◆ What you should do
Write out the material exactly, without any of its pictures.

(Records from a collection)
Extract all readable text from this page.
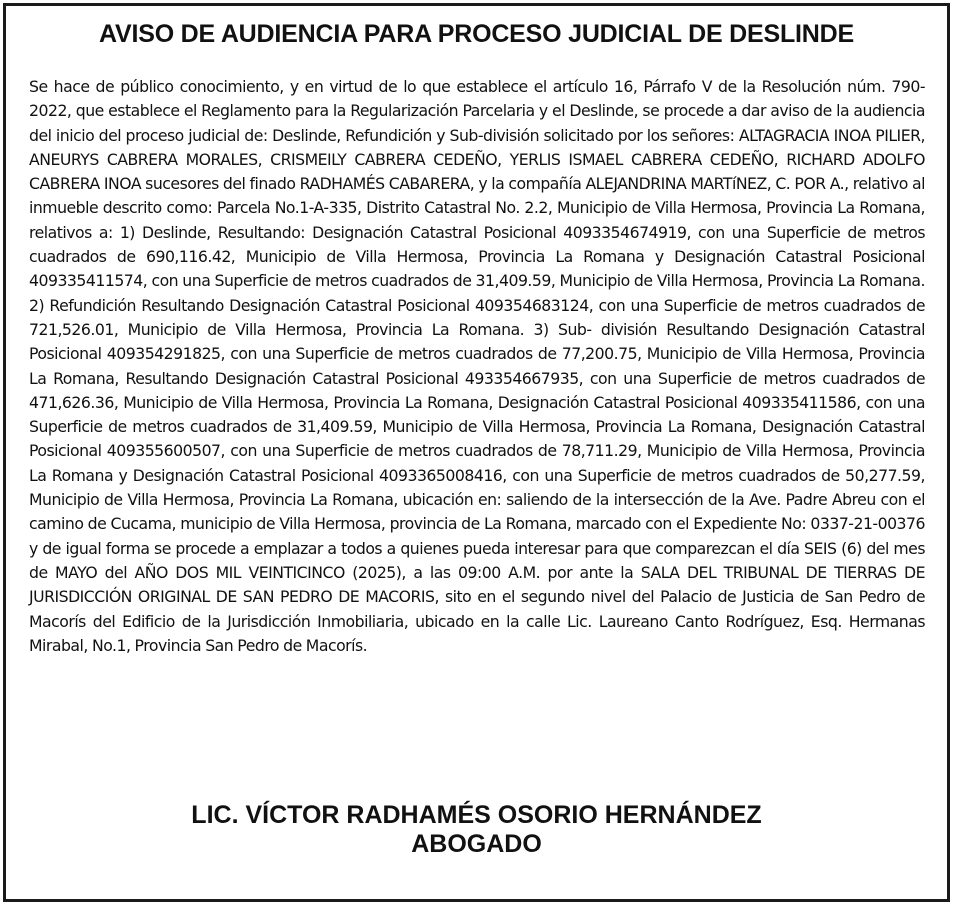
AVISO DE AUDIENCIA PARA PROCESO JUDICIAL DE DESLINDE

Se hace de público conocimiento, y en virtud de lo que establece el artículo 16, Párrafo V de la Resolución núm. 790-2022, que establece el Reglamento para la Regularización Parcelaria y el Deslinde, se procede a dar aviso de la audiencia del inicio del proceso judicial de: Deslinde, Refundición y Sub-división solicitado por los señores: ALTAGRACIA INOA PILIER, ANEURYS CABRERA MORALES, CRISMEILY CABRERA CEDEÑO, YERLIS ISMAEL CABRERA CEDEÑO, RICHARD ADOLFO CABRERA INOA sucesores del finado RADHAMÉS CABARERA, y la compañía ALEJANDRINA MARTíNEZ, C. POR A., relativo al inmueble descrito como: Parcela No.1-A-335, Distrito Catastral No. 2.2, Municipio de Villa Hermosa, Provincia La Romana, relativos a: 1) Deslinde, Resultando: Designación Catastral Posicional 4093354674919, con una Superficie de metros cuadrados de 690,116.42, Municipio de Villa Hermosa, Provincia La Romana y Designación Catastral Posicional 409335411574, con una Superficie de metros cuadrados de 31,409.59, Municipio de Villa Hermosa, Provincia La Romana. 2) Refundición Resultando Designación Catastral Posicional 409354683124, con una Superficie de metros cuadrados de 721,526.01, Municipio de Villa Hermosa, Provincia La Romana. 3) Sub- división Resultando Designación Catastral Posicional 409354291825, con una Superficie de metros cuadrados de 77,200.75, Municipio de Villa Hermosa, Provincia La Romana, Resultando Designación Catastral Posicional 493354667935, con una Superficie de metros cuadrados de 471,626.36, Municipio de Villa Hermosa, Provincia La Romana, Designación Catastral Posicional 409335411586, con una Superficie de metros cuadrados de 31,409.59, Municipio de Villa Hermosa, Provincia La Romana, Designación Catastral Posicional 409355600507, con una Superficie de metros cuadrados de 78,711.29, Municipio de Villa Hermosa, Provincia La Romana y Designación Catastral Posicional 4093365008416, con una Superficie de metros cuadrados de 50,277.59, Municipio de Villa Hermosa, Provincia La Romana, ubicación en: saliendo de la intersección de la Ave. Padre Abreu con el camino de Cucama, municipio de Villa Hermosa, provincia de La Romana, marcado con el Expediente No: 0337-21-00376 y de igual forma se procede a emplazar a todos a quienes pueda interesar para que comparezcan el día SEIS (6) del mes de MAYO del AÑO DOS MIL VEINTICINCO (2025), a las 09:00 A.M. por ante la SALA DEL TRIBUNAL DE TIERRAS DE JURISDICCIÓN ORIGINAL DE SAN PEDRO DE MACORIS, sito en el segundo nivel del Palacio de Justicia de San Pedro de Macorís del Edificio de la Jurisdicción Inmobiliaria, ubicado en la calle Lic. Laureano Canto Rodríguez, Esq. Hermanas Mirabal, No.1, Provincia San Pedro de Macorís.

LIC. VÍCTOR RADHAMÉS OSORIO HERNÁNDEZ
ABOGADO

◆ Answer for this exercise
Extract all readable text from this page.
AVISO DE AUDIENCIA PARA PROCESO JUDICIAL DE DESLINDE

Se hace de público conocimiento, y en virtud de lo que establece el artículo 16, Párrafo V de la Resolución núm. 790-2022, que establece el Reglamento para la Regularización Parcelaria y el Deslinde, se procede a dar aviso de la audiencia del inicio del proceso judicial de: Deslinde, Refundición y Sub-división solicitado por los señores: ALTAGRACIA INOA PILIER, ANEURYS CABRERA MORALES, CRISMEILY CABRERA CEDEÑO, YERLIS ISMAEL CABRERA CEDEÑO, RICHARD ADOLFO CABRERA INOA sucesores del finado RADHAMÉS CABARERA, y la compañía ALEJANDRINA MARTíNEZ, C. POR A., relativo al inmueble descrito como: Parcela No.1-A-335, Distrito Catastral No. 2.2, Municipio de Villa Hermosa, Provincia La Romana, relativos a: 1) Deslinde, Resultando: Designación Catastral Posicional 4093354674919, con una Superficie de metros cuadrados de 690,116.42, Municipio de Villa Hermosa, Provincia La Romana y Designación Catastral Posicional 409335411574, con una Superficie de metros cuadrados de 31,409.59, Municipio de Villa Hermosa, Provincia La Romana. 2) Refundición Resultando Designación Catastral Posicional 409354683124, con una Superficie de metros cuadrados de 721,526.01, Municipio de Villa Hermosa, Provincia La Romana. 3) Sub- división Resultando Designación Catastral Posicional 409354291825, con una Superficie de metros cuadrados de 77,200.75, Municipio de Villa Hermosa, Provincia La Romana, Resultando Designación Catastral Posicional 493354667935, con una Superficie de metros cuadrados de 471,626.36, Municipio de Villa Hermosa, Provincia La Romana, Designación Catastral Posicional 409335411586, con una Superficie de metros cuadrados de 31,409.59, Municipio de Villa Hermosa, Provincia La Romana, Designación Catastral Posicional 409355600507, con una Superficie de metros cuadrados de 78,711.29, Municipio de Villa Hermosa, Provincia La Romana y Designación Catastral Posicional 4093365008416, con una Superficie de metros cuadrados de 50,277.59, Municipio de Villa Hermosa, Provincia La Romana, ubicación en: saliendo de la intersección de la Ave. Padre Abreu con el camino de Cucama, municipio de Villa Hermosa, provincia de La Romana, marcado con el Expediente No: 0337-21-00376 y de igual forma se procede a emplazar a todos a quienes pueda interesar para que comparezcan el día SEIS (6) del mes de MAYO del AÑO DOS MIL VEINTICINCO (2025), a las 09:00 A.M. por ante la SALA DEL TRIBUNAL DE TIERRAS DE JURISDICCIÓN ORIGINAL DE SAN PEDRO DE MACORIS, sito en el segundo nivel del Palacio de Justicia de San Pedro de Macorís del Edificio de la Jurisdicción Inmobiliaria, ubicado en la calle Lic. Laureano Canto Rodríguez, Esq. Hermanas Mirabal, No.1, Provincia San Pedro de Macorís.

LIC. VÍCTOR RADHAMÉS OSORIO HERNÁNDEZ
ABOGADO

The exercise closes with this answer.